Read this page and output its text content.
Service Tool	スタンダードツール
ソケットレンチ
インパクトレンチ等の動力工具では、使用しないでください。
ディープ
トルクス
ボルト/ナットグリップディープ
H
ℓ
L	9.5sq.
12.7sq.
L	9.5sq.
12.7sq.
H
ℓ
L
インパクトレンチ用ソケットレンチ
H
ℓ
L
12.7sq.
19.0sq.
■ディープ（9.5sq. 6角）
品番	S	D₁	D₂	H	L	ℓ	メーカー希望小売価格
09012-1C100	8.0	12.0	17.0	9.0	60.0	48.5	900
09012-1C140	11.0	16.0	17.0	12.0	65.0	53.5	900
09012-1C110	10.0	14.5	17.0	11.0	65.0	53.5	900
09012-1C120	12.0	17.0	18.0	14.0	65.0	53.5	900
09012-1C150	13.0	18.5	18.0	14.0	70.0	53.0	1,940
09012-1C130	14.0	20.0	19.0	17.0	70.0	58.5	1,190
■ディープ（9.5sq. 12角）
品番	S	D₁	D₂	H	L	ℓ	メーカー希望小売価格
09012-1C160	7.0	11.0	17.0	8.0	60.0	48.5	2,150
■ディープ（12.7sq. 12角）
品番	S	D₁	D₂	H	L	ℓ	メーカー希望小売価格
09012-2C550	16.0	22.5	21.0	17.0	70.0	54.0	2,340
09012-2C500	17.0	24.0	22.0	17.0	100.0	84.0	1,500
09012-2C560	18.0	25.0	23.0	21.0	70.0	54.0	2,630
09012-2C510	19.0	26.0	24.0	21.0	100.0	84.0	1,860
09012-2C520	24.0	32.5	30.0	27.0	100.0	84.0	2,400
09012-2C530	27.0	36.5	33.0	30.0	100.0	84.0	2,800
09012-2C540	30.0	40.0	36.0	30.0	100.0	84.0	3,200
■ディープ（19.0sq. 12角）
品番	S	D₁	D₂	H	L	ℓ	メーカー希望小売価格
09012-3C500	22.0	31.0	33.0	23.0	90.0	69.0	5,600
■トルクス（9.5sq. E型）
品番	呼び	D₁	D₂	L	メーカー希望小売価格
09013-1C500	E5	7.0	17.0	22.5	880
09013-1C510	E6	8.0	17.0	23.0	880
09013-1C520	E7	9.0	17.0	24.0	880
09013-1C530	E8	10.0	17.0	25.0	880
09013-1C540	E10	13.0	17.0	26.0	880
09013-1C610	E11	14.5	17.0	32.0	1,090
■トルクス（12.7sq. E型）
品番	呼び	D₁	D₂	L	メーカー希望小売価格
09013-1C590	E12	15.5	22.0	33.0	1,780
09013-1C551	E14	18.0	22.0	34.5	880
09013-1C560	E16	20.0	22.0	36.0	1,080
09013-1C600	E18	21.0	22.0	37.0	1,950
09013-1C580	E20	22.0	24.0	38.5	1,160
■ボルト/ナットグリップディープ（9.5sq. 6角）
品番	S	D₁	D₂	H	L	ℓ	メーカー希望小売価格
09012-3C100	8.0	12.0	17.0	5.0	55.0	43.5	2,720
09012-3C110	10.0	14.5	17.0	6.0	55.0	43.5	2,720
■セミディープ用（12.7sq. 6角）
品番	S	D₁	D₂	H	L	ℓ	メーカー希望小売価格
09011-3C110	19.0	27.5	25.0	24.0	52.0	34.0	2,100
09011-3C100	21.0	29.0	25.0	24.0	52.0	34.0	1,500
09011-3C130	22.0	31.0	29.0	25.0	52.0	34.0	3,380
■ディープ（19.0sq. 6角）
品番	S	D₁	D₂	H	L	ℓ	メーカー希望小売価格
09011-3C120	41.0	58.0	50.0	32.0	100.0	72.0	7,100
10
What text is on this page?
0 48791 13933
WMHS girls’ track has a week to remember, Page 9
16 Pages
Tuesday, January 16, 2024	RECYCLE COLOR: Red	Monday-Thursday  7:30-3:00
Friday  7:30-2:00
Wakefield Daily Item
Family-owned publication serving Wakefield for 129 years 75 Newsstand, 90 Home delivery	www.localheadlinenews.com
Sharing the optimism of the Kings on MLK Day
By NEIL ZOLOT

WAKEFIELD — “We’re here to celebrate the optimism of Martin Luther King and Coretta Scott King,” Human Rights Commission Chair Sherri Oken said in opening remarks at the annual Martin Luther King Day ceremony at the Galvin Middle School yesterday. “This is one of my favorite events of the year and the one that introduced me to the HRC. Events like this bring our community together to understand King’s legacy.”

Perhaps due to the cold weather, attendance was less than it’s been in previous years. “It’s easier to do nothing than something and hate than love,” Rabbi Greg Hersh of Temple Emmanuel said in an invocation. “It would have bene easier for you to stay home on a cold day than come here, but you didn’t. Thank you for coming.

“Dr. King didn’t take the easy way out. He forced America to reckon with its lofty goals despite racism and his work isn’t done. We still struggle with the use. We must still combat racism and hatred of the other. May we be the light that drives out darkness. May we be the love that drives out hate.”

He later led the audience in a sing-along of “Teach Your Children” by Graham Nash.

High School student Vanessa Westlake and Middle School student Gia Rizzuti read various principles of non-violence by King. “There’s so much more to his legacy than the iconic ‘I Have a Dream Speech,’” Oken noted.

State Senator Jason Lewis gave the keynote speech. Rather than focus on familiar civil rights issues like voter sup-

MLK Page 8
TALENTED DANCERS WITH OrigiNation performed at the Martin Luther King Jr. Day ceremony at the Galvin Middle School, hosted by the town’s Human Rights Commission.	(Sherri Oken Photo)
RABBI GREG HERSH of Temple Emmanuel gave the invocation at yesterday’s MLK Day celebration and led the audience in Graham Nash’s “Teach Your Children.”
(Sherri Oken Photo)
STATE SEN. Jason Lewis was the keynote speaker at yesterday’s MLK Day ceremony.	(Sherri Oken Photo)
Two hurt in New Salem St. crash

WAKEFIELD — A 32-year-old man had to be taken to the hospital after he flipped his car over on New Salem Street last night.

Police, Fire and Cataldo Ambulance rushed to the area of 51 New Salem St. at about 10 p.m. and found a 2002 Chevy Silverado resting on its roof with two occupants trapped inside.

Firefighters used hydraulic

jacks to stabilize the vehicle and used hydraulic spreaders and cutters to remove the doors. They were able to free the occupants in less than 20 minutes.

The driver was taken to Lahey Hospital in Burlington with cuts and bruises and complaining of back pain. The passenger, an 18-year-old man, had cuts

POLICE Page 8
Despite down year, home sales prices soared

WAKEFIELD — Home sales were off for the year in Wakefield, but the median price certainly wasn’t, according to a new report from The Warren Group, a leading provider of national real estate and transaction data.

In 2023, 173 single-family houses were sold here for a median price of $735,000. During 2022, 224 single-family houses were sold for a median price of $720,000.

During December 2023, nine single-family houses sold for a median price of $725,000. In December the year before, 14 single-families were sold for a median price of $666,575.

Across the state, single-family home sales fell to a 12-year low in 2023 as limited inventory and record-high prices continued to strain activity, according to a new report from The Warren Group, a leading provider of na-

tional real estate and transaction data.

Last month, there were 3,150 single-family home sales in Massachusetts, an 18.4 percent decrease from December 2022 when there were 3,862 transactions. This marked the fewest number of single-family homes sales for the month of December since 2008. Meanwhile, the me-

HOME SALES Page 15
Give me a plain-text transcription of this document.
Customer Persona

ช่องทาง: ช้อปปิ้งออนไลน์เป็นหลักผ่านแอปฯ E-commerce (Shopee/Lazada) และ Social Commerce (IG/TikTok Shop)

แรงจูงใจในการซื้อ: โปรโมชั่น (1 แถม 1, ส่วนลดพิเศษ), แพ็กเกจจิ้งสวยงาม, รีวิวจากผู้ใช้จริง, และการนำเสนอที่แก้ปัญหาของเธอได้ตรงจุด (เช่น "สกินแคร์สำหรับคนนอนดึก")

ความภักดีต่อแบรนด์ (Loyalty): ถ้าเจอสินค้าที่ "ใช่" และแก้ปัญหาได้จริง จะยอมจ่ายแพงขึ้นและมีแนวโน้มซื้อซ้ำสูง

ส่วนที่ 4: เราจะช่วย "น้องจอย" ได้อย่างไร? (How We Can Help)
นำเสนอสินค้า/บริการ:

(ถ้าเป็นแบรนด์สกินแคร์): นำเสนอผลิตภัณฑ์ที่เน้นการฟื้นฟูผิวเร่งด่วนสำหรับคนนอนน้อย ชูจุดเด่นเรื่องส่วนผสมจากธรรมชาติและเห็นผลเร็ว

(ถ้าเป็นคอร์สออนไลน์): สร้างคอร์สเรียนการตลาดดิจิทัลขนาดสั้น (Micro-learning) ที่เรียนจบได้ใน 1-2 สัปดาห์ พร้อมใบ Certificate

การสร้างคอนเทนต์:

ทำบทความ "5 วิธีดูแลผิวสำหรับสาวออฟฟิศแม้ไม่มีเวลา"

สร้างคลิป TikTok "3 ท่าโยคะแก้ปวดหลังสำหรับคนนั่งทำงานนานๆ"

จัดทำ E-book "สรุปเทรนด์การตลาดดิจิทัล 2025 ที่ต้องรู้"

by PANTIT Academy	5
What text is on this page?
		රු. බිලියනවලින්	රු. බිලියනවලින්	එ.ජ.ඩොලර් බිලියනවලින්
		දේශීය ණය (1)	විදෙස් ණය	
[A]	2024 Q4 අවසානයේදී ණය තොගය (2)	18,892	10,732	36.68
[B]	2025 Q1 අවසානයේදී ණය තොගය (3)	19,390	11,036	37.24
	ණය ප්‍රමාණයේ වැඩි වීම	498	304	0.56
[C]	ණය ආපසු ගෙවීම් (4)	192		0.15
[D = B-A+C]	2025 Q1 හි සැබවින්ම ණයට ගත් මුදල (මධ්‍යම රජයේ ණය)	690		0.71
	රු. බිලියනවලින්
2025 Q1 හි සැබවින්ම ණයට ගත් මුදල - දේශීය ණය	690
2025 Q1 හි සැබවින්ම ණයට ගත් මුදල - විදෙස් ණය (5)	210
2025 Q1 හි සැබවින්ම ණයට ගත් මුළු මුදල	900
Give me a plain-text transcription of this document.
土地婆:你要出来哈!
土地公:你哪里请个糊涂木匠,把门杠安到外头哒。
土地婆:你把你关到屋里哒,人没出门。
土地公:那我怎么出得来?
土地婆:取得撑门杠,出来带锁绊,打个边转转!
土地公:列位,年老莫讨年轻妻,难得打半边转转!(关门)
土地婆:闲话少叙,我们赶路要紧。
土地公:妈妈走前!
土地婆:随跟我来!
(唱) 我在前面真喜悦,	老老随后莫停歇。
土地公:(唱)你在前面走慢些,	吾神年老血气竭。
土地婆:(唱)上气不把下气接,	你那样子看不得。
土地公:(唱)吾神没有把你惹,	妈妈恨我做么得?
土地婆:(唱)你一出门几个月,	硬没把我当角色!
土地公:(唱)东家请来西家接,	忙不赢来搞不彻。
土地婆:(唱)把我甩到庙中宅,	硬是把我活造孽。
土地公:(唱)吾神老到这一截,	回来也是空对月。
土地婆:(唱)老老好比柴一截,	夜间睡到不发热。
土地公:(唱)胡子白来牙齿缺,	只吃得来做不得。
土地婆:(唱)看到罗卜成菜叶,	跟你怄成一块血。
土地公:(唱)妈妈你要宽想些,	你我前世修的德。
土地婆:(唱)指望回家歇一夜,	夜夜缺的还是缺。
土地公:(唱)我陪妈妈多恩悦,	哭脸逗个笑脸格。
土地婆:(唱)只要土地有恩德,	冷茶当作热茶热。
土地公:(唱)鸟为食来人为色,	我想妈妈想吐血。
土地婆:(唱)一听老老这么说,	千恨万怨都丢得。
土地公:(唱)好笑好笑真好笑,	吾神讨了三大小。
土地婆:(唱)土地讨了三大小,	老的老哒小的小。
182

_____

__SHORT EXERCISE__:
Extract each line holding the word "Photo" from the records.

__ANSWER TO THE PROBLEM__:
TALENTED DANCERS WITH OrigiNation performed at the Martin Luther King Jr. Day ceremony at the Galvin Middle School, hosted by the town’s Human Rights Commission.	(Sherri Oken Photo)
(Sherri Oken Photo)
STATE SEN. Jason Lewis was the keynote speaker at yesterday’s MLK Day ceremony.	(Sherri Oken Photo)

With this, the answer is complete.